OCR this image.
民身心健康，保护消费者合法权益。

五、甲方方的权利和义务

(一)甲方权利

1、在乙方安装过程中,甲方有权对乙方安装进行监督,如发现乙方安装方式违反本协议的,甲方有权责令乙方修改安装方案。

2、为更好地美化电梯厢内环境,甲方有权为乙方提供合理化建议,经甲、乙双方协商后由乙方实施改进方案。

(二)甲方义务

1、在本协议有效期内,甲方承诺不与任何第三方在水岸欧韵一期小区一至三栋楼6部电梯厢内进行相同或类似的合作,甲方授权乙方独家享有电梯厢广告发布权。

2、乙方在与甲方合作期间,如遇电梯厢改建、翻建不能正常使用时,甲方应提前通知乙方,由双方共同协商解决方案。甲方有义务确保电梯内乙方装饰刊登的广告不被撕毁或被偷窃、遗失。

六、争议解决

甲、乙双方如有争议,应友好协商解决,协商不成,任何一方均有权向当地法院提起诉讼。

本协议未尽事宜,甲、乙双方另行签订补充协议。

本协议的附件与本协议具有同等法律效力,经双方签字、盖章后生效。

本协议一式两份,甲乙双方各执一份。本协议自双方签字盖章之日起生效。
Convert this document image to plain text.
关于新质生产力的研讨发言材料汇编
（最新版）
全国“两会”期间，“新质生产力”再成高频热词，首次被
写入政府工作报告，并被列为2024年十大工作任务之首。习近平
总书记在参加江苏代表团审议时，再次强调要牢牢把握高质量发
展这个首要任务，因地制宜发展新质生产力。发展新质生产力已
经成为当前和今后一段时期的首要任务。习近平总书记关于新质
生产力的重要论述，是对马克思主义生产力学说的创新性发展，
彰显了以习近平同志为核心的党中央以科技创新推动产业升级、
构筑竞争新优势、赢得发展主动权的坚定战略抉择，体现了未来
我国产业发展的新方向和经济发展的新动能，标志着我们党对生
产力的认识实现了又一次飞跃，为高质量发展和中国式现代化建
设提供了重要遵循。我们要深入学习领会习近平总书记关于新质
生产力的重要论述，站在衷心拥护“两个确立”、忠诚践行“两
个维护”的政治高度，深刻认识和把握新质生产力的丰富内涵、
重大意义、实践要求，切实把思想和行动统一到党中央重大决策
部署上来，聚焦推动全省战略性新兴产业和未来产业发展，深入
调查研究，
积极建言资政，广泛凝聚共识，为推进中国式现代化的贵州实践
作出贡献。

━━━

* What this task involves *
Only the lines from the one containing "Convert this document image to plain text." to the end of the data should be printed, exactly as they stand.

* Reply to the exercise *
Convert this document image to plain text.
关于新质生产力的研讨发言材料汇编
（最新版）
全国“两会”期间，“新质生产力”再成高频热词，首次被
写入政府工作报告，并被列为2024年十大工作任务之首。习近平
总书记在参加江苏代表团审议时，再次强调要牢牢把握高质量发
展这个首要任务，因地制宜发展新质生产力。发展新质生产力已
经成为当前和今后一段时期的首要任务。习近平总书记关于新质
生产力的重要论述，是对马克思主义生产力学说的创新性发展，
彰显了以习近平同志为核心的党中央以科技创新推动产业升级、
构筑竞争新优势、赢得发展主动权的坚定战略抉择，体现了未来
我国产业发展的新方向和经济发展的新动能，标志着我们党对生
产力的认识实现了又一次飞跃，为高质量发展和中国式现代化建
设提供了重要遵循。我们要深入学习领会习近平总书记关于新质
生产力的重要论述，站在衷心拥护“两个确立”、忠诚践行“两
个维护”的政治高度，深刻认识和把握新质生产力的丰富内涵、
重大意义、实践要求，切实把思想和行动统一到党中央重大决策
部署上来，聚焦推动全省战略性新兴产业和未来产业发展，深入
调查研究，
积极建言资政，广泛凝聚共识，为推进中国式现代化的贵州实践
作出贡献。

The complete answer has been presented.